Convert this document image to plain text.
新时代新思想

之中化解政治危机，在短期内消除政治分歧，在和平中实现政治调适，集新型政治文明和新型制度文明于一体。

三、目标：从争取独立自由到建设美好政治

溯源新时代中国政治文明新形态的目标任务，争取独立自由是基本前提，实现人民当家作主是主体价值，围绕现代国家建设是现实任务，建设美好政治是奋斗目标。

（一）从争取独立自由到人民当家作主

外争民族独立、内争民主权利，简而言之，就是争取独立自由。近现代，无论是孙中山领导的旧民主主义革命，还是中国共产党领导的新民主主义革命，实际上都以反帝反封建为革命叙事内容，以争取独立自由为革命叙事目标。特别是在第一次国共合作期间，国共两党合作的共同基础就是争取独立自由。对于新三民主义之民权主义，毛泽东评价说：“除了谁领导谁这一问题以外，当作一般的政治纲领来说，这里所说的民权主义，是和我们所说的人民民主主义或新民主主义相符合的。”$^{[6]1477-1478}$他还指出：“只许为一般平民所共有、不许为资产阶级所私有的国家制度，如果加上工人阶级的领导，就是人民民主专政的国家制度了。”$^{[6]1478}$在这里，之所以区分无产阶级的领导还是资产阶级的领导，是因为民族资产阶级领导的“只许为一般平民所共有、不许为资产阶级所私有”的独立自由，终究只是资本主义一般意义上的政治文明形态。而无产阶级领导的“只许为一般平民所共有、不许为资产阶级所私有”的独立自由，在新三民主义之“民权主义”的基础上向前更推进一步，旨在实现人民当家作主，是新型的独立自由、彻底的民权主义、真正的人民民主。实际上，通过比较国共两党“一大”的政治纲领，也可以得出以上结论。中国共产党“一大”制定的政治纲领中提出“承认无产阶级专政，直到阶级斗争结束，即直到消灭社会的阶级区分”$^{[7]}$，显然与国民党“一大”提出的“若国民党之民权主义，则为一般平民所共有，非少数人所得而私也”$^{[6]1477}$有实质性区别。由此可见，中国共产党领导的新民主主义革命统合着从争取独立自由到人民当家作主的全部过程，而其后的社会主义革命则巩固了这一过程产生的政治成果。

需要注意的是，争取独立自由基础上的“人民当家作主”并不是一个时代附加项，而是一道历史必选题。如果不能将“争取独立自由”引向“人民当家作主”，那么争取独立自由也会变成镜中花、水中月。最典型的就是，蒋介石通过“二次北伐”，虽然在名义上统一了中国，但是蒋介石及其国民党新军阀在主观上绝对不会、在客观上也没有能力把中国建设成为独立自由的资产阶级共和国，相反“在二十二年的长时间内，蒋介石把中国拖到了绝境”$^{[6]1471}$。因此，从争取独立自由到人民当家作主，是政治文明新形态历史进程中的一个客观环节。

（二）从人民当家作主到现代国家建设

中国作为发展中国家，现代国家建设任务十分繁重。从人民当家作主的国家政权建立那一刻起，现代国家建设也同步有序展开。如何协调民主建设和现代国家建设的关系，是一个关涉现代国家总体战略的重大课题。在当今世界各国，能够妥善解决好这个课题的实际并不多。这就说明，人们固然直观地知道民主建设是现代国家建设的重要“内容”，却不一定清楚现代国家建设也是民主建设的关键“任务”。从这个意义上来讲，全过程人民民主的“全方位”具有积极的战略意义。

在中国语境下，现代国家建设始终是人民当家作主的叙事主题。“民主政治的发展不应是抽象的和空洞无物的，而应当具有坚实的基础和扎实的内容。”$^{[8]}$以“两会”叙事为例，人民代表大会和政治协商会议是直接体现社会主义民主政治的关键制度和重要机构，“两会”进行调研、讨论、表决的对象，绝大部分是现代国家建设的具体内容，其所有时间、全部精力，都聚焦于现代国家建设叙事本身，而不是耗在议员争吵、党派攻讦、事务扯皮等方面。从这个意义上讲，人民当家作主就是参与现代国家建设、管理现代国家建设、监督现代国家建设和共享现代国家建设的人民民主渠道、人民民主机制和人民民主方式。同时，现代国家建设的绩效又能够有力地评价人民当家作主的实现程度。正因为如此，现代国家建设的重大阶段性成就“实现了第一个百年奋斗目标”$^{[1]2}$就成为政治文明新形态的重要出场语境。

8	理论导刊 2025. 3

-*-*-

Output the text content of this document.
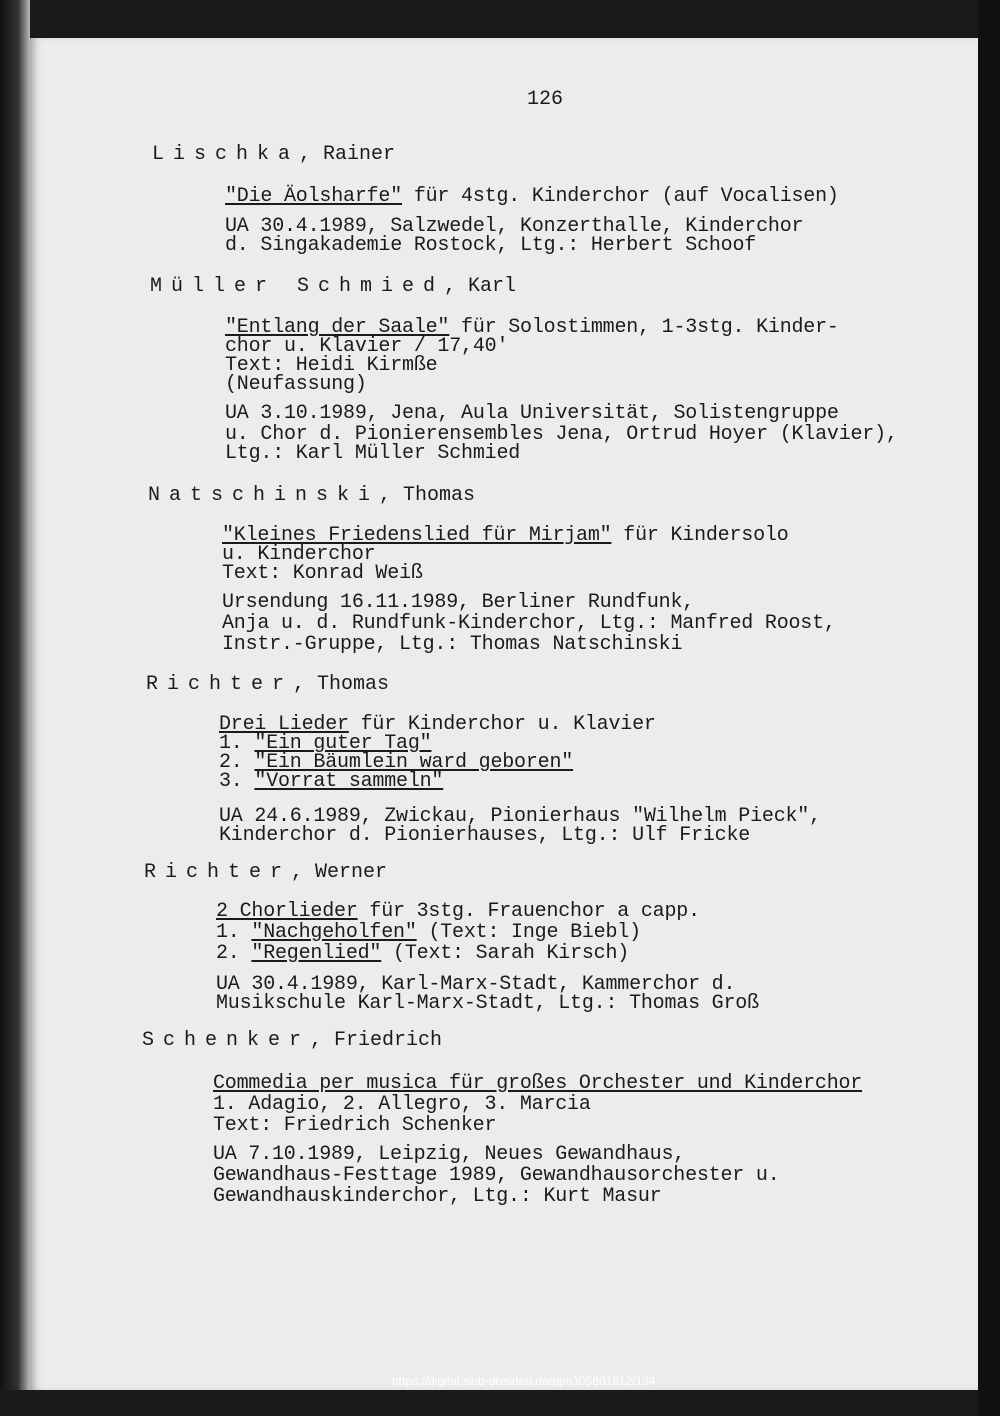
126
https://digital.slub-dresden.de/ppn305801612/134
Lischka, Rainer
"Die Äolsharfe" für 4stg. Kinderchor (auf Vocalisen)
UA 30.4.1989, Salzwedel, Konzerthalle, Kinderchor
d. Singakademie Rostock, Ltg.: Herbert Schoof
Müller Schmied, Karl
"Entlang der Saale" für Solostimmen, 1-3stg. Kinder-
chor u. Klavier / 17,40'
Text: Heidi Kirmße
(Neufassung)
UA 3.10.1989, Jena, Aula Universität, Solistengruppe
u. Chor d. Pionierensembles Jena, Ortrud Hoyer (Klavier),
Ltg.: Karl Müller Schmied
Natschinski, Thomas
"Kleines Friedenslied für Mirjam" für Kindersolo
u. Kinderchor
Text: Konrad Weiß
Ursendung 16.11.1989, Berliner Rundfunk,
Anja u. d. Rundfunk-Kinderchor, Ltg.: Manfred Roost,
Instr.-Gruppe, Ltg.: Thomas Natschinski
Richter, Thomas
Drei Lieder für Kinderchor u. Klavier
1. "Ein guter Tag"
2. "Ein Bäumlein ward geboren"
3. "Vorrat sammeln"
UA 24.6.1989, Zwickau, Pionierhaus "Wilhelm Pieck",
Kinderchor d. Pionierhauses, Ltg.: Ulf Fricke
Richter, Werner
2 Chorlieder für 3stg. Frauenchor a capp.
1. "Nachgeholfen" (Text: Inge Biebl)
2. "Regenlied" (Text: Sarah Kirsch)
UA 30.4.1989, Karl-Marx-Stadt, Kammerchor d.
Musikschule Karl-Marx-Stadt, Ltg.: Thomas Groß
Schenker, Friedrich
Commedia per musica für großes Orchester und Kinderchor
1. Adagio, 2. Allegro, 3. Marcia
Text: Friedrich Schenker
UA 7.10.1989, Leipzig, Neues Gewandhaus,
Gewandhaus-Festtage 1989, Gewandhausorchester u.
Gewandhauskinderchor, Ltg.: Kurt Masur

-*-*-

[Short exercise]: Scan the data above; copy every line where "Thomas" appears.

[Solution below]:
Natschinski, Thomas
Instr.-Gruppe, Ltg.: Thomas Natschinski
Richter, Thomas
Musikschule Karl-Marx-Stadt, Ltg.: Thomas Groß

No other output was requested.